• [Task objective] Reproduce all entries word for word.

• [Dataset entries]
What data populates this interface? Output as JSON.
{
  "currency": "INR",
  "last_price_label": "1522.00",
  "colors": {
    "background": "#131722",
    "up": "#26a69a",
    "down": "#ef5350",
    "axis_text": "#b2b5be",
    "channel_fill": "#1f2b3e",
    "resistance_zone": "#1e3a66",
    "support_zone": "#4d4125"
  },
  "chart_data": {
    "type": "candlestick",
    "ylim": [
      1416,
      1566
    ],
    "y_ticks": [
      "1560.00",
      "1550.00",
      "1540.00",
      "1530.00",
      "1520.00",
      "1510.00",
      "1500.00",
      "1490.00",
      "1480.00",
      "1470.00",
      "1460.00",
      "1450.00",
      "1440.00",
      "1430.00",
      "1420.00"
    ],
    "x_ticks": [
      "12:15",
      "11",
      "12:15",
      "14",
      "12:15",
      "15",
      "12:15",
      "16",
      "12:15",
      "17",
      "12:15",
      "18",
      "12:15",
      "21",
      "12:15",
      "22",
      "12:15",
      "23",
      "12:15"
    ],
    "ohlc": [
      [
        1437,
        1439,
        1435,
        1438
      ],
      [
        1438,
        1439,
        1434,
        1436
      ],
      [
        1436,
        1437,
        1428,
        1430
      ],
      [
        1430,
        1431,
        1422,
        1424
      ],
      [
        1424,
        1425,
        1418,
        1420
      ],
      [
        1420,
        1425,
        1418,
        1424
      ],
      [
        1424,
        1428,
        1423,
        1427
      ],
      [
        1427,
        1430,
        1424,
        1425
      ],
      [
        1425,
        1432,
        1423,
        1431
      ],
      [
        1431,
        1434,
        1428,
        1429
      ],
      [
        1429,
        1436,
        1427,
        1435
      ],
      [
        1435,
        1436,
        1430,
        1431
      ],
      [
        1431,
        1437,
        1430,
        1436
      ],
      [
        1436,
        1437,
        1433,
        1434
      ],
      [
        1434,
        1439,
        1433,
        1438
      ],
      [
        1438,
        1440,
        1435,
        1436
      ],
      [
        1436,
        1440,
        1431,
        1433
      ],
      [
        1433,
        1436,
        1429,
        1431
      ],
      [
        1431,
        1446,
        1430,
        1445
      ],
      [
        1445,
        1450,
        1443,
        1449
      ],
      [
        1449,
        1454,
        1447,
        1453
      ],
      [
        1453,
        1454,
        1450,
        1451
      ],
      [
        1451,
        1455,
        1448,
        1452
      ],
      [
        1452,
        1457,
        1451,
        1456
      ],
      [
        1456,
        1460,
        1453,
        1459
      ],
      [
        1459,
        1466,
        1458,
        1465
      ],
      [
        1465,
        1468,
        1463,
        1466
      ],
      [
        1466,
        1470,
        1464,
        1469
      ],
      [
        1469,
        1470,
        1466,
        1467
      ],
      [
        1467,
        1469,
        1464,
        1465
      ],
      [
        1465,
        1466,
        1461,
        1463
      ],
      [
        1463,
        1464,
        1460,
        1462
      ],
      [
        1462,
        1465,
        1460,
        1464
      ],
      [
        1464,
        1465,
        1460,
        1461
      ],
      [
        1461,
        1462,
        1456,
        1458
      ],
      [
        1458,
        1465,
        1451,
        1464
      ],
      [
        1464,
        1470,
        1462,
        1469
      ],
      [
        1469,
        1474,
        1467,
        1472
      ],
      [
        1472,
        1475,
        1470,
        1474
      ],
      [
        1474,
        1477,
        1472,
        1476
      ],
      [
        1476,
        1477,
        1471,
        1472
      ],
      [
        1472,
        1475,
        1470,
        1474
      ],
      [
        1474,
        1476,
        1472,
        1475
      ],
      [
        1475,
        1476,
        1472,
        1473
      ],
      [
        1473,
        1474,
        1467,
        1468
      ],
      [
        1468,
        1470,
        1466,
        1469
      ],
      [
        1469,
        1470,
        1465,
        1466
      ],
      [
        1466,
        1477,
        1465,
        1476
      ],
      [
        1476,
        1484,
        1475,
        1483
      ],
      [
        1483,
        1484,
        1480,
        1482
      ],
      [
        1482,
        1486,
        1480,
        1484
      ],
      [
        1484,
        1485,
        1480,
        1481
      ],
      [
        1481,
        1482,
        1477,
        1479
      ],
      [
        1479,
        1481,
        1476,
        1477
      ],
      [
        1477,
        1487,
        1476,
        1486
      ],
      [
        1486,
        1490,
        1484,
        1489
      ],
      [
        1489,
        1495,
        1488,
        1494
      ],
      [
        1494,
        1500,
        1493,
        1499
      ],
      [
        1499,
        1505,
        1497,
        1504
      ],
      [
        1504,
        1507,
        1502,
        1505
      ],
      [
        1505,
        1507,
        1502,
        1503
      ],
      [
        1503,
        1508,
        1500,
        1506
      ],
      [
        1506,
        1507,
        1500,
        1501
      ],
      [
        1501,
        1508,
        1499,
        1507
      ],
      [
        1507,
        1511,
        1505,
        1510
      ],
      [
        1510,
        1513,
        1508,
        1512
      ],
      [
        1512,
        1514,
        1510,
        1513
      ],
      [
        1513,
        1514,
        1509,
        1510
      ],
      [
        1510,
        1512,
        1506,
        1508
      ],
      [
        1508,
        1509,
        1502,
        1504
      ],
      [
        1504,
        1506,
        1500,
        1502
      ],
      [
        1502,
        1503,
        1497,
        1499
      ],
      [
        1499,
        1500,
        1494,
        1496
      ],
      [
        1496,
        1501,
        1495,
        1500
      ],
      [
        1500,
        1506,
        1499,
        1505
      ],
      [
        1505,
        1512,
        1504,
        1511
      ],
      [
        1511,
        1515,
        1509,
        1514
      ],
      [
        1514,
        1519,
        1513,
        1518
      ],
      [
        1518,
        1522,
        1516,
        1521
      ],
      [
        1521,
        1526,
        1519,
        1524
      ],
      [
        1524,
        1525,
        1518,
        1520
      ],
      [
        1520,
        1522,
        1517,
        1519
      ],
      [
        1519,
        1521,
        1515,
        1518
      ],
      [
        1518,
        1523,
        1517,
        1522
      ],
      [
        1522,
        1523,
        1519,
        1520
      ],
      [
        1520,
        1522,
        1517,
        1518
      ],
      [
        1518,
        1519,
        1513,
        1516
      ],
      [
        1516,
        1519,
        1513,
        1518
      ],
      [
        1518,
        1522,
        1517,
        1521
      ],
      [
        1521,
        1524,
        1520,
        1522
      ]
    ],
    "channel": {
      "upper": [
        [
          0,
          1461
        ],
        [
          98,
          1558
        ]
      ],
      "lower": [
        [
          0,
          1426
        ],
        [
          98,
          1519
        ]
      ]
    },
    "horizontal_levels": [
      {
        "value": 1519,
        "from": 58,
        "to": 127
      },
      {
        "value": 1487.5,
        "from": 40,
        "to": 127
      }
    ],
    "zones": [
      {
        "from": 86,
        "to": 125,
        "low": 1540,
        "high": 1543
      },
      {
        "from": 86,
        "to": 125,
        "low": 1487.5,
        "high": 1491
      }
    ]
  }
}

• [Expected output]
What data populates this interface? Output as JSON.
{
  "currency": "INR",
  "last_price_label": "1522.00",
  "colors": {
    "background": "#131722",
    "up": "#26a69a",
    "down": "#ef5350",
    "axis_text": "#b2b5be",
    "channel_fill": "#1f2b3e",
    "resistance_zone": "#1e3a66",
    "support_zone": "#4d4125"
  },
  "chart_data": {
    "type": "candlestick",
    "ylim": [
      1416,
      1566
    ],
    "y_ticks": [
      "1560.00",
      "1550.00",
      "1540.00",
      "1530.00",
      "1520.00",
      "1510.00",
      "1500.00",
      "1490.00",
      "1480.00",
      "1470.00",
      "1460.00",
      "1450.00",
      "1440.00",
      "1430.00",
      "1420.00"
    ],
    "x_ticks": [
      "12:15",
      "11",
      "12:15",
      "14",
      "12:15",
      "15",
      "12:15",
      "16",
      "12:15",
      "17",
      "12:15",
      "18",
      "12:15",
      "21",
      "12:15",
      "22",
      "12:15",
      "23",
      "12:15"
    ],
    "ohlc": [
      [
        1437,
        1439,
        1435,
        1438
      ],
      [
        1438,
        1439,
        1434,
        1436
      ],
      [
        1436,
        1437,
        1428,
        1430
      ],
      [
        1430,
        1431,
        1422,
        1424
      ],
      [
        1424,
        1425,
        1418,
        1420
      ],
      [
        1420,
        1425,
        1418,
        1424
      ],
      [
        1424,
        1428,
        1423,
        1427
      ],
      [
        1427,
        1430,
        1424,
        1425
      ],
      [
        1425,
        1432,
        1423,
        1431
      ],
      [
        1431,
        1434,
        1428,
        1429
      ],
      [
        1429,
        1436,
        1427,
        1435
      ],
      [
        1435,
        1436,
        1430,
        1431
      ],
      [
        1431,
        1437,
        1430,
        1436
      ],
      [
        1436,
        1437,
        1433,
        1434
      ],
      [
        1434,
        1439,
        1433,
        1438
      ],
      [
        1438,
        1440,
        1435,
        1436
      ],
      [
        1436,
        1440,
        1431,
        1433
      ],
      [
        1433,
        1436,
        1429,
        1431
      ],
      [
        1431,
        1446,
        1430,
        1445
      ],
      [
        1445,
        1450,
        1443,
        1449
      ],
      [
        1449,
        1454,
        1447,
        1453
      ],
      [
        1453,
        1454,
        1450,
        1451
      ],
      [
        1451,
        1455,
        1448,
        1452
      ],
      [
        1452,
        1457,
        1451,
        1456
      ],
      [
        1456,
        1460,
        1453,
        1459
      ],
      [
        1459,
        1466,
        1458,
        1465
      ],
      [
        1465,
        1468,
        1463,
        1466
      ],
      [
        1466,
        1470,
        1464,
        1469
      ],
      [
        1469,
        1470,
        1466,
        1467
      ],
      [
        1467,
        1469,
        1464,
        1465
      ],
      [
        1465,
        1466,
        1461,
        1463
      ],
      [
        1463,
        1464,
        1460,
        1462
      ],
      [
        1462,
        1465,
        1460,
        1464
      ],
      [
        1464,
        1465,
        1460,
        1461
      ],
      [
        1461,
        1462,
        1456,
        1458
      ],
      [
        1458,
        1465,
        1451,
        1464
      ],
      [
        1464,
        1470,
        1462,
        1469
      ],
      [
        1469,
        1474,
        1467,
        1472
      ],
      [
        1472,
        1475,
        1470,
        1474
      ],
      [
        1474,
        1477,
        1472,
        1476
      ],
      [
        1476,
        1477,
        1471,
        1472
      ],
      [
        1472,
        1475,
        1470,
        1474
      ],
      [
        1474,
        1476,
        1472,
        1475
      ],
      [
        1475,
        1476,
        1472,
        1473
      ],
      [
        1473,
        1474,
        1467,
        1468
      ],
      [
        1468,
        1470,
        1466,
        1469
      ],
      [
        1469,
        1470,
        1465,
        1466
      ],
      [
        1466,
        1477,
        1465,
        1476
      ],
      [
        1476,
        1484,
        1475,
        1483
      ],
      [
        1483,
        1484,
        1480,
        1482
      ],
      [
        1482,
        1486,
        1480,
        1484
      ],
      [
        1484,
        1485,
        1480,
        1481
      ],
      [
        1481,
        1482,
        1477,
        1479
      ],
      [
        1479,
        1481,
        1476,
        1477
      ],
      [
        1477,
        1487,
        1476,
        1486
      ],
      [
        1486,
        1490,
        1484,
        1489
      ],
      [
        1489,
        1495,
        1488,
        1494
      ],
      [
        1494,
        1500,
        1493,
        1499
      ],
      [
        1499,
        1505,
        1497,
        1504
      ],
      [
        1504,
        1507,
        1502,
        1505
      ],
      [
        1505,
        1507,
        1502,
        1503
      ],
      [
        1503,
        1508,
        1500,
        1506
      ],
      [
        1506,
        1507,
        1500,
        1501
      ],
      [
        1501,
        1508,
        1499,
        1507
      ],
      [
        1507,
        1511,
        1505,
        1510
      ],
      [
        1510,
        1513,
        1508,
        1512
      ],
      [
        1512,
        1514,
        1510,
        1513
      ],
      [
        1513,
        1514,
        1509,
        1510
      ],
      [
        1510,
        1512,
        1506,
        1508
      ],
      [
        1508,
        1509,
        1502,
        1504
      ],
      [
        1504,
        1506,
        1500,
        1502
      ],
      [
        1502,
        1503,
        1497,
        1499
      ],
      [
        1499,
        1500,
        1494,
        1496
      ],
      [
        1496,
        1501,
        1495,
        1500
      ],
      [
        1500,
        1506,
        1499,
        1505
      ],
      [
        1505,
        1512,
        1504,
        1511
      ],
      [
        1511,
        1515,
        1509,
        1514
      ],
      [
        1514,
        1519,
        1513,
        1518
      ],
      [
        1518,
        1522,
        1516,
        1521
      ],
      [
        1521,
        1526,
        1519,
        1524
      ],
      [
        1524,
        1525,
        1518,
        1520
      ],
      [
        1520,
        1522,
        1517,
        1519
      ],
      [
        1519,
        1521,
        1515,
        1518
      ],
      [
        1518,
        1523,
        1517,
        1522
      ],
      [
        1522,
        1523,
        1519,
        1520
      ],
      [
        1520,
        1522,
        1517,
        1518
      ],
      [
        1518,
        1519,
        1513,
        1516
      ],
      [
        1516,
        1519,
        1513,
        1518
      ],
      [
        1518,
        1522,
        1517,
        1521
      ],
      [
        1521,
        1524,
        1520,
        1522
      ]
    ],
    "channel": {
      "upper": [
        [
          0,
          1461
        ],
        [
          98,
          1558
        ]
      ],
      "lower": [
        [
          0,
          1426
        ],
        [
          98,
          1519
        ]
      ]
    },
    "horizontal_levels": [
      {
        "value": 1519,
        "from": 58,
        "to": 127
      },
      {
        "value": 1487.5,
        "from": 40,
        "to": 127
      }
    ],
    "zones": [
      {
        "from": 86,
        "to": 125,
        "low": 1540,
        "high": 1543
      },
      {
        "from": 86,
        "to": 125,
        "low": 1487.5,
        "high": 1491
      }
    ]
  }
}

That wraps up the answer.